#### [Directions for this task]
Retype exactly and only the lines from the one that contains "Enumerate this chart's" through the final line of the data; pictures are left out.
-- START --
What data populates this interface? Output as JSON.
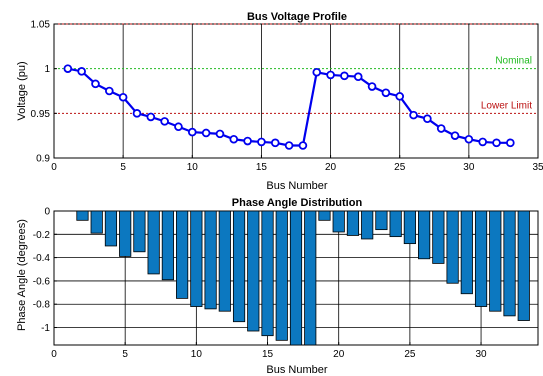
{
  "chart_data": [
    {
      "type": "line",
      "title": "Bus Voltage Profile",
      "xlabel": "Bus Number",
      "ylabel": "Voltage (pu)",
      "xlim": [
        0,
        35
      ],
      "ylim": [
        0.9,
        1.05
      ],
      "xticks": [
        0,
        5,
        10,
        15,
        20,
        25,
        30,
        35
      ],
      "yticks": [
        0.9,
        0.95,
        1,
        1.05
      ],
      "x_grid": true,
      "series": [
        {
          "color": "#0000ee",
          "marker": "circle",
          "x": [
            1,
            2,
            3,
            4,
            5,
            6,
            7,
            8,
            9,
            10,
            11,
            12,
            13,
            14,
            15,
            16,
            17,
            18,
            19,
            20,
            21,
            22,
            23,
            24,
            25,
            26,
            27,
            28,
            29,
            30,
            31,
            32,
            33
          ],
          "values": [
            1.0,
            0.997,
            0.983,
            0.975,
            0.968,
            0.95,
            0.946,
            0.941,
            0.935,
            0.929,
            0.928,
            0.927,
            0.921,
            0.919,
            0.918,
            0.917,
            0.914,
            0.914,
            0.996,
            0.993,
            0.992,
            0.991,
            0.98,
            0.973,
            0.969,
            0.948,
            0.944,
            0.933,
            0.925,
            0.921,
            0.918,
            0.917,
            0.917
          ]
        }
      ],
      "reference_lines": [
        {
          "y": 1.0,
          "label": "Nominal",
          "color": "#22bb22"
        },
        {
          "y": 0.95,
          "label": "Lower Limit",
          "color": "#bb1111"
        },
        {
          "y": 1.05,
          "label": "",
          "color": "#bb1111"
        }
      ]
    },
    {
      "type": "bar",
      "title": "Phase Angle Distribution",
      "xlabel": "Bus Number",
      "ylabel": "Phase Angle (degrees)",
      "xlim": [
        0,
        34
      ],
      "ylim": [
        -1.15,
        0
      ],
      "xticks": [
        0,
        5,
        10,
        15,
        20,
        25,
        30
      ],
      "yticks": [
        0,
        -0.2,
        -0.4,
        -0.6,
        -0.8,
        -1
      ],
      "grid": true,
      "bar_color": "#0c78c0",
      "x": [
        1,
        2,
        3,
        4,
        5,
        6,
        7,
        8,
        9,
        10,
        11,
        12,
        13,
        14,
        15,
        16,
        17,
        18,
        19,
        20,
        21,
        22,
        23,
        24,
        25,
        26,
        27,
        28,
        29,
        30,
        31,
        32,
        33
      ],
      "values": [
        0,
        -0.08,
        -0.19,
        -0.3,
        -0.39,
        -0.35,
        -0.54,
        -0.59,
        -0.75,
        -0.82,
        -0.84,
        -0.86,
        -0.95,
        -1.03,
        -1.07,
        -1.11,
        -1.15,
        -1.15,
        -0.08,
        -0.18,
        -0.21,
        -0.24,
        -0.16,
        -0.22,
        -0.28,
        -0.41,
        -0.45,
        -0.62,
        -0.71,
        -0.82,
        -0.86,
        -0.9,
        -0.94
      ]
    }
  ]
}
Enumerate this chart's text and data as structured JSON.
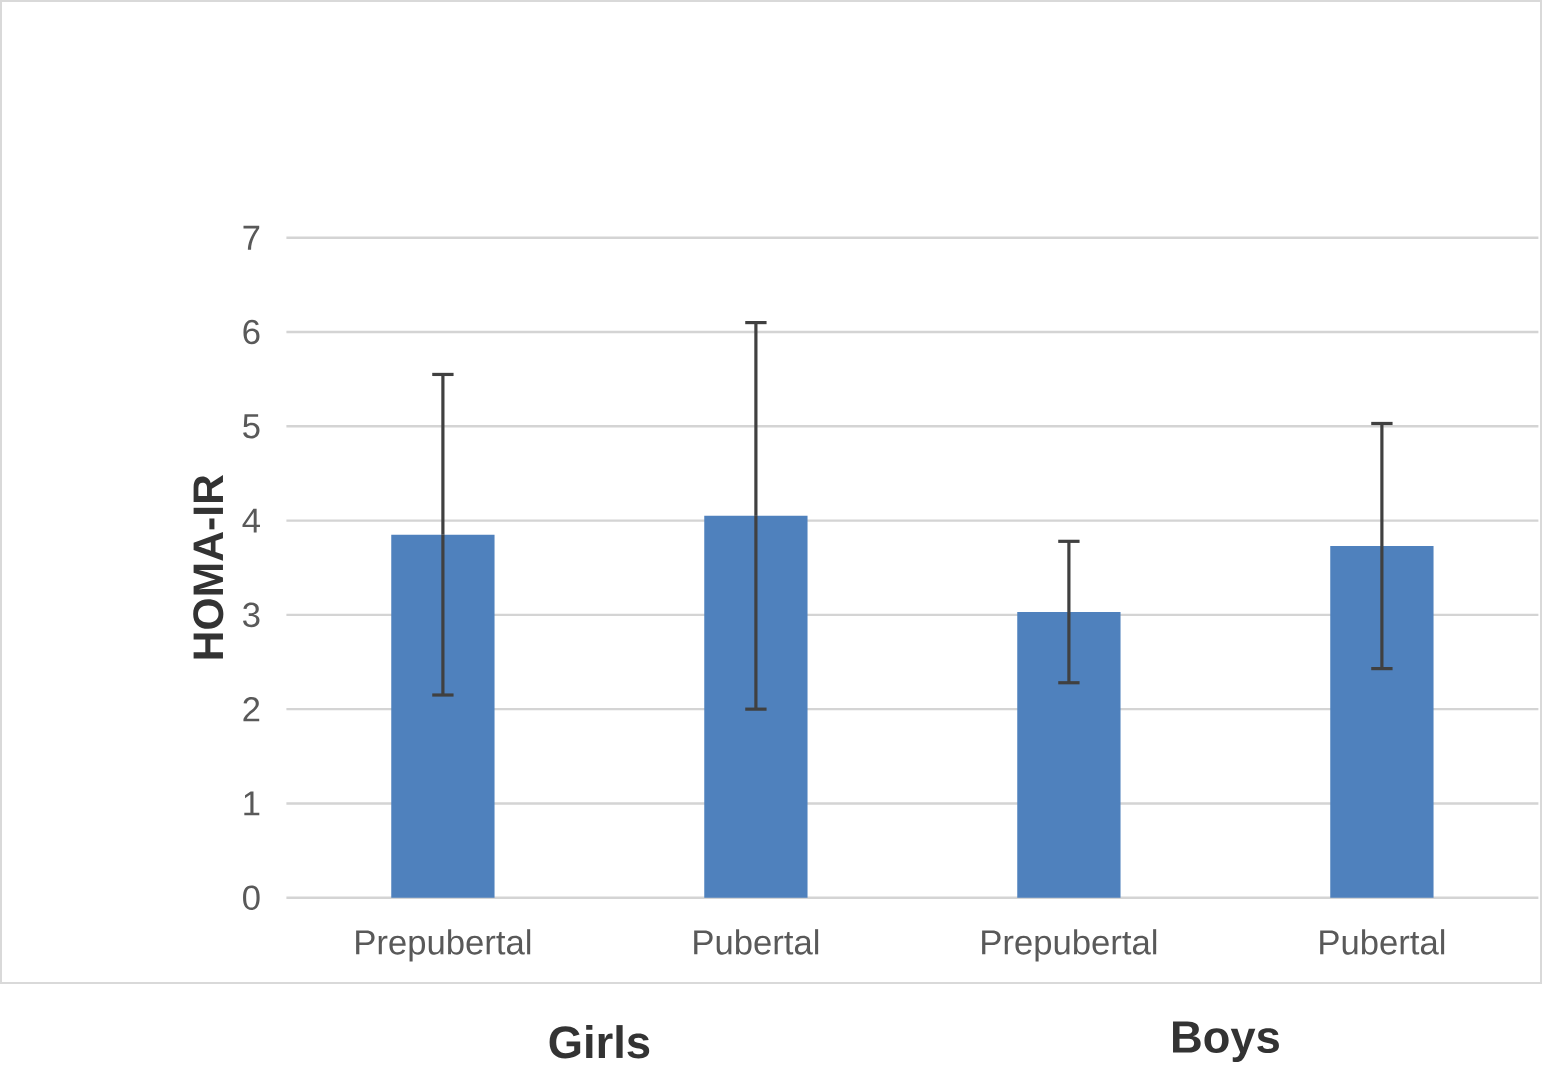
{
  "chart_data": {
    "type": "bar",
    "ylabel": "HOMA-IR",
    "categories": [
      "Prepubertal",
      "Pubertal",
      "Prepubertal",
      "Pubertal"
    ],
    "values": [
      3.85,
      4.05,
      3.03,
      3.73
    ],
    "errors": [
      1.7,
      2.05,
      0.75,
      1.3
    ],
    "color": "#4f81bd",
    "ylim": [
      0,
      7
    ],
    "yticks": [
      0,
      1,
      2,
      3,
      4,
      5,
      6,
      7
    ],
    "grid": "y",
    "annotations": [
      "Girls",
      "Boys"
    ]
  }
}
-- END --
#### [Response below]
Enumerate this chart's text and data as structured JSON.
{
  "chart_data": {
    "type": "bar",
    "ylabel": "HOMA-IR",
    "categories": [
      "Prepubertal",
      "Pubertal",
      "Prepubertal",
      "Pubertal"
    ],
    "values": [
      3.85,
      4.05,
      3.03,
      3.73
    ],
    "errors": [
      1.7,
      2.05,
      0.75,
      1.3
    ],
    "color": "#4f81bd",
    "ylim": [
      0,
      7
    ],
    "yticks": [
      0,
      1,
      2,
      3,
      4,
      5,
      6,
      7
    ],
    "grid": "y",
    "annotations": [
      "Girls",
      "Boys"
    ]
  }
}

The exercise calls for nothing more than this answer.